**Do this**
Show all lines from the listing below that contain "name".

**Material for this task**
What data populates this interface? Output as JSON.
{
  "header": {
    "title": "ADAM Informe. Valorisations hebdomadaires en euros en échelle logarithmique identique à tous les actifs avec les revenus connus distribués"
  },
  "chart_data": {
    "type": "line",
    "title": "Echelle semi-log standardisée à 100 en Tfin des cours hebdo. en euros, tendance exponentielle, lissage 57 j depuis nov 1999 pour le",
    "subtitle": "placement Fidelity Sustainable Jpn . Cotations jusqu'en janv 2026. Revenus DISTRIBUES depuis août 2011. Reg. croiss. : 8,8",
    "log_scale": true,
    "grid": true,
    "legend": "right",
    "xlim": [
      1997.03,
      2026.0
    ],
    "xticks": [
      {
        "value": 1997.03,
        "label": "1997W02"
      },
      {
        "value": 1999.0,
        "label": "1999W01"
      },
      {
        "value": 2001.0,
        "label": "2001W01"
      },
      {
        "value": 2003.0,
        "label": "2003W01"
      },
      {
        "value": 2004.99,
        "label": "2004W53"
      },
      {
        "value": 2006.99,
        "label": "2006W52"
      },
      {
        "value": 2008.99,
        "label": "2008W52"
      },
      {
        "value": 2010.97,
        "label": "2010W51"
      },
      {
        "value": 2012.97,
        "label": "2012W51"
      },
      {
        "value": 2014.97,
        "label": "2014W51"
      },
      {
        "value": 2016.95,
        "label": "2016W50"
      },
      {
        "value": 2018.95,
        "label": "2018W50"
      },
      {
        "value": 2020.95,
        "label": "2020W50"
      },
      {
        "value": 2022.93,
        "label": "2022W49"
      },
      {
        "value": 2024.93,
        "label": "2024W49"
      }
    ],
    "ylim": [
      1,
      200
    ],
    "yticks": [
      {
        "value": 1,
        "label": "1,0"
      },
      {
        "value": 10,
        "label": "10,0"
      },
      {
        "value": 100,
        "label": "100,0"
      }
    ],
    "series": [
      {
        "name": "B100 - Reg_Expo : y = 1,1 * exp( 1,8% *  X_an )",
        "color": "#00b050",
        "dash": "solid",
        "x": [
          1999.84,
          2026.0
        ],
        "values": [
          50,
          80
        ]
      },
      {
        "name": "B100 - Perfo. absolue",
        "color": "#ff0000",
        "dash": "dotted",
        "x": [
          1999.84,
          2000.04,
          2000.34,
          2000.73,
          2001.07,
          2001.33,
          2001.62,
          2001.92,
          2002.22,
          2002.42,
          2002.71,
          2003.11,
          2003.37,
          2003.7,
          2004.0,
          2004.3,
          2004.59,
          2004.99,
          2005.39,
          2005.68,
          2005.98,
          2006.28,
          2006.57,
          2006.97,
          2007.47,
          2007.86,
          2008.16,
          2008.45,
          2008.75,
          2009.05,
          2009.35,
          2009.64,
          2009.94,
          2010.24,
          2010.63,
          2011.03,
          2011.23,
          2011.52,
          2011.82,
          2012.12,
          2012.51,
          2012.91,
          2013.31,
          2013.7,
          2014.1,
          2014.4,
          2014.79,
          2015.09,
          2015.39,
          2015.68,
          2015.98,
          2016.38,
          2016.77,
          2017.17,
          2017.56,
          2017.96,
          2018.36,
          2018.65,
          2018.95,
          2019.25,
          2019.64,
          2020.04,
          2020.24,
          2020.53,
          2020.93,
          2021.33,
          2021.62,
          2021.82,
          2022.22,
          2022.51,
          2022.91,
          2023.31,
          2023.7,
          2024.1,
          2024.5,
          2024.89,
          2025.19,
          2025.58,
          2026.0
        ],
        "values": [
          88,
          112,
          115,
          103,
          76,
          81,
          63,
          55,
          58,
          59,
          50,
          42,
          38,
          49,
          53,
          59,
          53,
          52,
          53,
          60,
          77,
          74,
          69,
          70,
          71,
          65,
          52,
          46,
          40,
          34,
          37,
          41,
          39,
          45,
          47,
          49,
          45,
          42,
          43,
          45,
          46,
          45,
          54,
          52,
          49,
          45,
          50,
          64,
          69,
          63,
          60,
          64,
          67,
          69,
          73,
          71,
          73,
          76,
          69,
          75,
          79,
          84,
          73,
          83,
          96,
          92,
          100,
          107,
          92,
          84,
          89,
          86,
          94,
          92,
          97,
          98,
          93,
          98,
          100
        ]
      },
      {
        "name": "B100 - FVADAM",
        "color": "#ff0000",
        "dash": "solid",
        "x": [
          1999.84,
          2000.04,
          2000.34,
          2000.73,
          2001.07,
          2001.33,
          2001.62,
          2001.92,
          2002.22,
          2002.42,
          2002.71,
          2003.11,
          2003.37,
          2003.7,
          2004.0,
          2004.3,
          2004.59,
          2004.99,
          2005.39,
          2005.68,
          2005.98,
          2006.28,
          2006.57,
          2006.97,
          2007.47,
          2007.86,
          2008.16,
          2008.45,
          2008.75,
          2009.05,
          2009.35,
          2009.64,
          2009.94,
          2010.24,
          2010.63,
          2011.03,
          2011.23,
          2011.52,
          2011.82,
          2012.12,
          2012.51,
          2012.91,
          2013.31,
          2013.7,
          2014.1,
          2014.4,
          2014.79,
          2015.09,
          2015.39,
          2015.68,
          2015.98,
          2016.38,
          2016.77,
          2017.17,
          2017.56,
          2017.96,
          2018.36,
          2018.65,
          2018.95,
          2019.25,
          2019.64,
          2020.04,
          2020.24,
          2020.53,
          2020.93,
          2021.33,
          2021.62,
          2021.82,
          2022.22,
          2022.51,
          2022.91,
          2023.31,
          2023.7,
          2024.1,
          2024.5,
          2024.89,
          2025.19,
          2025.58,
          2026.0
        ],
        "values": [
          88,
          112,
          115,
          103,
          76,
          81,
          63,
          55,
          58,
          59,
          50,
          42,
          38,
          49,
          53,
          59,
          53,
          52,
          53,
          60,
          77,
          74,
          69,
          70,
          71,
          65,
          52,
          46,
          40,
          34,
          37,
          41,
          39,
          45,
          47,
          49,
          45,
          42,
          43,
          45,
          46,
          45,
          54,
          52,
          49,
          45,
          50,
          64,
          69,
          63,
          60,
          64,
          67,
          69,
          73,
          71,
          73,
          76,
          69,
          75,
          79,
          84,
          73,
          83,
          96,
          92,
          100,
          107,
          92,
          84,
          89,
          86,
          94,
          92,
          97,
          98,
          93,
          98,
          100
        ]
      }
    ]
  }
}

**Output below**
        "name": "B100 - Reg_Expo : y = 1,1 * exp( 1,8% *  X_an )",
        "name": "B100 - Perfo. absolue",
        "name": "B100 - FVADAM",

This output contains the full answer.